• CHALLENGE:
Gather up the lines that contain "them".

** BEGIN RECORDS TO USE **

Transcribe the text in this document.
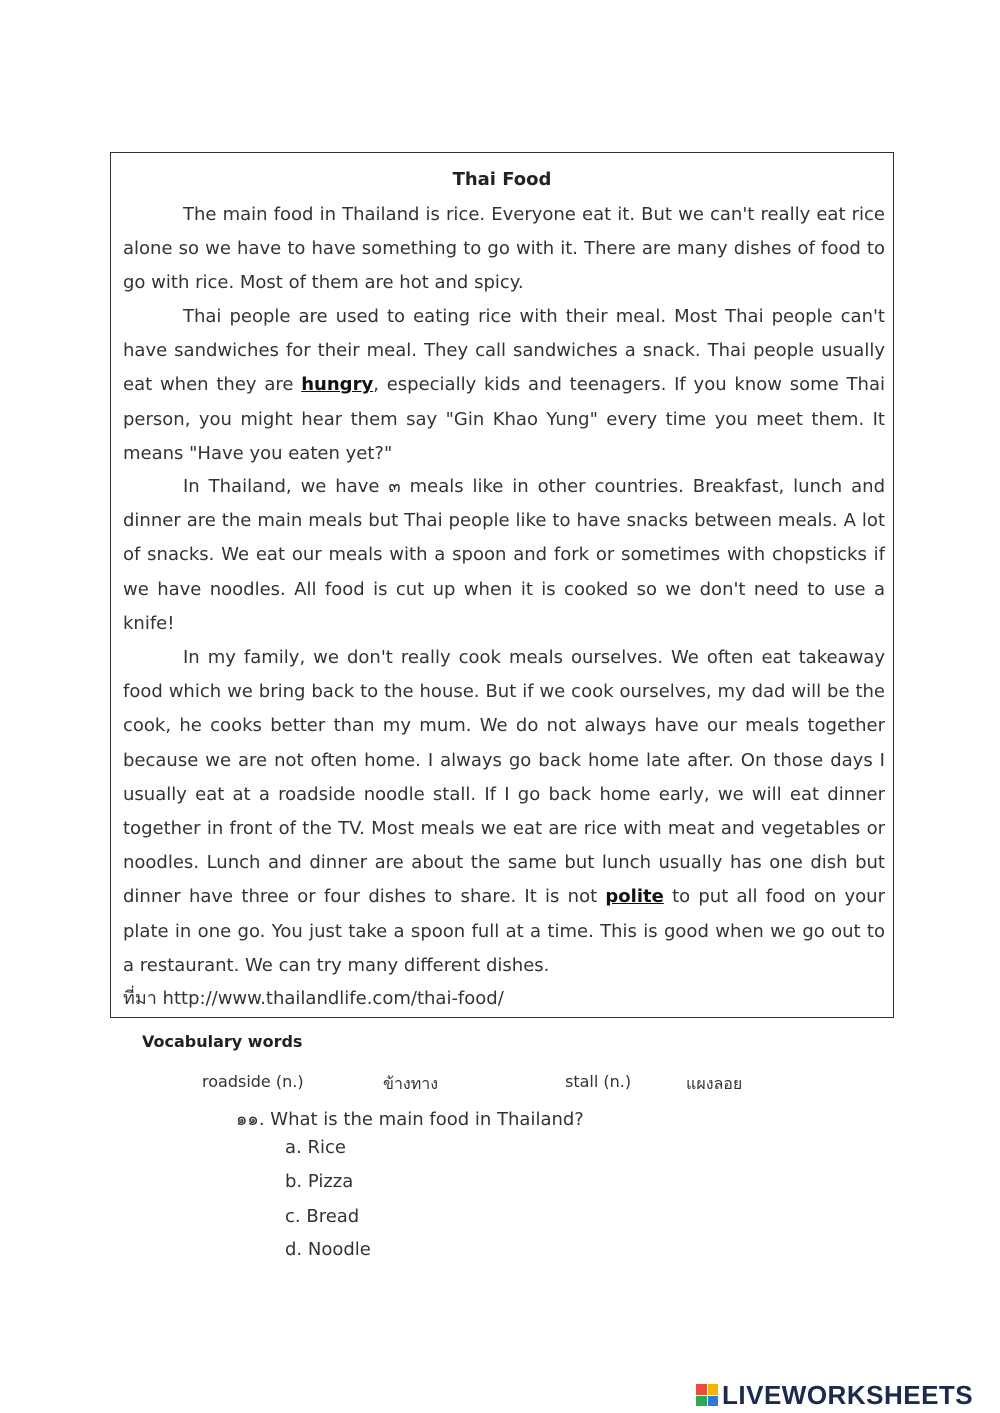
Thai Food

The main food in Thailand is rice. Everyone eat it. But we can't really eat rice alone so we have to have something to go with it. There are many dishes of food to go with rice. Most of them are hot and spicy.

Thai people are used to eating rice with their meal. Most Thai people can't have sandwiches for their meal. They call sandwiches a snack. Thai people usually eat when they are hungry, especially kids and teenagers. If you know some Thai person, you might hear them say "Gin Khao Yung" every time you meet them. It means "Have you eaten yet?"

In Thailand, we have ๓ meals like in other countries. Breakfast, lunch and dinner are the main meals but Thai people like to have snacks between meals. A lot of snacks. We eat our meals with a spoon and fork or sometimes with chopsticks if we have noodles. All food is cut up when it is cooked so we don't need to use a knife!

In my family, we don't really cook meals ourselves. We often eat takeaway food which we bring back to the house. But if we cook ourselves, my dad will be the cook, he cooks better than my mum. We do not always have our meals together because we are not often home. I always go back home late after. On those days I usually eat at a roadside noodle stall. If I go back home early, we will eat dinner together in front of the TV. Most meals we eat are rice with meat and vegetables or noodles. Lunch and dinner are about the same but lunch usually has one dish but dinner have three or four dishes to share. It is not polite to put all food on your plate in one go. You just take a spoon full at a time. This is good when we go out to a restaurant. We can try many different dishes.

ที่มา http://www.thailandlife.com/thai-food/
Vocabulary words
roadside (n.)	ข้างทาง	stall (n.)	แผงลอย
๑๑. What is the main food in Thailand?
a. Rice
b. Pizza
c. Bread
d. Noodle
LIVEWORKSHEETS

** END RECORDS TO USE **

• TASK OUTPUT:
The main food in Thailand is rice. Everyone eat it. But we can't really eat rice alone so we have to have something to go with it. There are many dishes of food to go with rice. Most of them are hot and spicy.
Thai people are used to eating rice with their meal. Most Thai people can't have sandwiches for their meal. They call sandwiches a snack. Thai people usually eat when they are hungry, especially kids and teenagers. If you know some Thai person, you might hear them say "Gin Khao Yung" every time you meet them. It means "Have you eaten yet?"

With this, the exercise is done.